■ Challenge ■
Lift out each line of the data that holds "verla".
[start]
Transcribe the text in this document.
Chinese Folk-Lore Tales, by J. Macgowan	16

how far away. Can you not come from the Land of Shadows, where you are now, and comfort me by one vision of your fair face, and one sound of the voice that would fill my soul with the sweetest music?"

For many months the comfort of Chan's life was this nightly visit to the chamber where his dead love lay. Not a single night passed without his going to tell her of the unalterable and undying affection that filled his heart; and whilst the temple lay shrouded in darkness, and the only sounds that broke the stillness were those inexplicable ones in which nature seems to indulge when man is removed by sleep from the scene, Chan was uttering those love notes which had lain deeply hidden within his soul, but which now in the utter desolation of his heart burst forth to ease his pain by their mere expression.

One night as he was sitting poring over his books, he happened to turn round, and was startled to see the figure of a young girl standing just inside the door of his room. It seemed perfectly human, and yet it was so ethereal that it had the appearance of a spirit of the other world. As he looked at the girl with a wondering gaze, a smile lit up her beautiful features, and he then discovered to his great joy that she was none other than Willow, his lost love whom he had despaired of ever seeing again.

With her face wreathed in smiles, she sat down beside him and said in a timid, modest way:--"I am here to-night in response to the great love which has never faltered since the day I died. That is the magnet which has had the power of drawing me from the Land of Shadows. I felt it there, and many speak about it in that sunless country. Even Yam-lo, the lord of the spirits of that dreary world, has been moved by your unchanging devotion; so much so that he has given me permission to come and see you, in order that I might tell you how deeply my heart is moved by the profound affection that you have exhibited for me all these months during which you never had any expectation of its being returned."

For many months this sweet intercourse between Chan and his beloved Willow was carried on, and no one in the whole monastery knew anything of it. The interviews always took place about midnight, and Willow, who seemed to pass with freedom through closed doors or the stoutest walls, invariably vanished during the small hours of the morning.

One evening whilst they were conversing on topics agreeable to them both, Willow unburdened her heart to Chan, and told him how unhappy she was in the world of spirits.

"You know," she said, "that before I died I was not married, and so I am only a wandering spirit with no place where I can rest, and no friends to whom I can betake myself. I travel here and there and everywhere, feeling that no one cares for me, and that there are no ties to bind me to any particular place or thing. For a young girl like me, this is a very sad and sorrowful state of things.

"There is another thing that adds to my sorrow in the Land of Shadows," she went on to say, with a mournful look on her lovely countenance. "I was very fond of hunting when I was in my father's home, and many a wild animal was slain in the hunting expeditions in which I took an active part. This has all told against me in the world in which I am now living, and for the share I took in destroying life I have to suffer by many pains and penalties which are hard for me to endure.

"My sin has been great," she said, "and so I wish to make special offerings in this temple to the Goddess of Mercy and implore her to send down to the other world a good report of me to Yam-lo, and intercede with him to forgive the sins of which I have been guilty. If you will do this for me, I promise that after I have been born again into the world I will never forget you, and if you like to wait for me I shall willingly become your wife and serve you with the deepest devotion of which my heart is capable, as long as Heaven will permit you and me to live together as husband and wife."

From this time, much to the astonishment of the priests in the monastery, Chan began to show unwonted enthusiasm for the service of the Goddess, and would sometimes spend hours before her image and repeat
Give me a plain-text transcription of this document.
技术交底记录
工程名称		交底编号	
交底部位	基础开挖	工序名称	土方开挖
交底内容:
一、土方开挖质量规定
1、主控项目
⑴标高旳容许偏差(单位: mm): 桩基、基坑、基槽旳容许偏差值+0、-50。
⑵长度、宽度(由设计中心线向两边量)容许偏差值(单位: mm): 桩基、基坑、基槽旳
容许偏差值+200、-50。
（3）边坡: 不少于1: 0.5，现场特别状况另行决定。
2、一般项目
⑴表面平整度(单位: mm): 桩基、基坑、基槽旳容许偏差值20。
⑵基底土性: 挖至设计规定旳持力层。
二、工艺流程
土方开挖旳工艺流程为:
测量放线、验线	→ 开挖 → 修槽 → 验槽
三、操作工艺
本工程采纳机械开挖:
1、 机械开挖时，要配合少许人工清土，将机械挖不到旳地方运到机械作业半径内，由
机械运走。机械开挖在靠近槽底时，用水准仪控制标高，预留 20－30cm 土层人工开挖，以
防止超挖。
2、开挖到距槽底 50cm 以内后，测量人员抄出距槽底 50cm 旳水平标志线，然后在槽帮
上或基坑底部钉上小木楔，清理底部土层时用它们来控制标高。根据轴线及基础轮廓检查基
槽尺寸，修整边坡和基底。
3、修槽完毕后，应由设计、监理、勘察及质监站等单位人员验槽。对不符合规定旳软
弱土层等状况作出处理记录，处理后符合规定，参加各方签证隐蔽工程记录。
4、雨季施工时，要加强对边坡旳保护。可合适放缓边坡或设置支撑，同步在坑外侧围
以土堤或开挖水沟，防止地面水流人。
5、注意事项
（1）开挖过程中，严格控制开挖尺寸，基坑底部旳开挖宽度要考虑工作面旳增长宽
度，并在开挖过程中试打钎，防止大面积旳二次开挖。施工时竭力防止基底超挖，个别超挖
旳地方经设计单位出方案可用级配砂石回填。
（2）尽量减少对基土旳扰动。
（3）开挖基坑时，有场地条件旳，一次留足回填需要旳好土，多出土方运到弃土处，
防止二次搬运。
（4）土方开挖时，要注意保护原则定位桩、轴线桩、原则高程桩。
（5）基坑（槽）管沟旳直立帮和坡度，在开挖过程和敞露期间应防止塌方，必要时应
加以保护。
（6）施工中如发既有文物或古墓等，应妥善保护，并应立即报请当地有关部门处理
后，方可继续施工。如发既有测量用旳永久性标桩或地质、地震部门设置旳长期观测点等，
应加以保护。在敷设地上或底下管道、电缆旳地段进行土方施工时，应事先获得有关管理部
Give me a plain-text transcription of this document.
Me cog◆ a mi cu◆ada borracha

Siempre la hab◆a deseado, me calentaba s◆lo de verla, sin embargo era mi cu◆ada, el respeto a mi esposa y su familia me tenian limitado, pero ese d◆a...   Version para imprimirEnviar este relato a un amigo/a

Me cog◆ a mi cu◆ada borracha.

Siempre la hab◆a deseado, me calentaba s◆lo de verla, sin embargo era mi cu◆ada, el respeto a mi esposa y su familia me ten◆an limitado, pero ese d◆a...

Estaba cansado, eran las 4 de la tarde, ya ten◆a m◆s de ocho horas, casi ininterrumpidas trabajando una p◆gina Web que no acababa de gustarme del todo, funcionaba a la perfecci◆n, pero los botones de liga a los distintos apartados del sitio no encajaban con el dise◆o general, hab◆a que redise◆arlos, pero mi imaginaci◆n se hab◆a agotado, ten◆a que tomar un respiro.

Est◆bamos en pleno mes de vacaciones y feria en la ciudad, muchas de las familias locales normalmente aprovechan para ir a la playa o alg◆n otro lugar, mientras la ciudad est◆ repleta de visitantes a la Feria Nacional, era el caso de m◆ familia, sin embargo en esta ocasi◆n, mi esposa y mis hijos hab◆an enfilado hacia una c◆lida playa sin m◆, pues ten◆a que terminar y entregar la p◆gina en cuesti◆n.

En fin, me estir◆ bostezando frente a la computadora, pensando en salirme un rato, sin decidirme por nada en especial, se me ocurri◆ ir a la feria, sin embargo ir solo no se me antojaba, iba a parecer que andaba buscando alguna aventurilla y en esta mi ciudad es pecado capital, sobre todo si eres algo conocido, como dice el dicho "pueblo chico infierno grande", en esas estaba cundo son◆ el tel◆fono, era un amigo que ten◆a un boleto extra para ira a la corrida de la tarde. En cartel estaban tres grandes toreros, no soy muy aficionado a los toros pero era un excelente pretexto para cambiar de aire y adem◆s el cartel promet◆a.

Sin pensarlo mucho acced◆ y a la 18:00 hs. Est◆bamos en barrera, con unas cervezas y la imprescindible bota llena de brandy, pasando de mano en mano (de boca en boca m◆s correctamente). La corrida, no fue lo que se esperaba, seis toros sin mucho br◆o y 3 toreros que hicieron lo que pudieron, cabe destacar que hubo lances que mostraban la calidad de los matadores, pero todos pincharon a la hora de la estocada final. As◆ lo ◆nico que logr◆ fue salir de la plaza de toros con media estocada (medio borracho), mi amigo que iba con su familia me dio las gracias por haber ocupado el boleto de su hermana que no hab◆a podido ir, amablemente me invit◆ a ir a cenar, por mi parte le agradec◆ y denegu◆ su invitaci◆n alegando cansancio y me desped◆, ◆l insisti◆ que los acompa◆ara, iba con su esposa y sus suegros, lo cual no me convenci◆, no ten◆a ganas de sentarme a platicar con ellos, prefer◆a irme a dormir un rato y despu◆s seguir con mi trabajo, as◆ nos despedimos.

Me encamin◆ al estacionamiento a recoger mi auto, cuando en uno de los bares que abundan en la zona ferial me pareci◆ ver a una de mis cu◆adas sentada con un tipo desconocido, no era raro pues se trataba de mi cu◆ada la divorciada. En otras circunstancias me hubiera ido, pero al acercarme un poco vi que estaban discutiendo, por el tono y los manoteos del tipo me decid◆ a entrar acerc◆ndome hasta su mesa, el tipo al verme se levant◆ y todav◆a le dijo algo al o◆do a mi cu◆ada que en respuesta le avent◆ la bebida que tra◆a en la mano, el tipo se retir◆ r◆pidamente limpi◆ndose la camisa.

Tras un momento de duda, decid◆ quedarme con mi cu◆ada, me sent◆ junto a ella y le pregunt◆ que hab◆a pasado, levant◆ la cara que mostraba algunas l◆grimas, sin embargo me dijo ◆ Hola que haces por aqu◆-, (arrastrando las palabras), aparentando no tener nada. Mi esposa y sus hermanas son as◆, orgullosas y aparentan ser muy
[end]
■ The output ■
Siempre la hab◆a deseado, me calentaba s◆lo de verla, sin embargo era mi cu◆ada, el respeto a mi esposa y su familia me tenian limitado, pero ese d◆a...   Version para imprimirEnviar este relato a un amigo/a
Siempre la hab◆a deseado, me calentaba s◆lo de verla, sin embargo era mi cu◆ada, el respeto a mi esposa y su familia me ten◆an limitado, pero ese d◆a...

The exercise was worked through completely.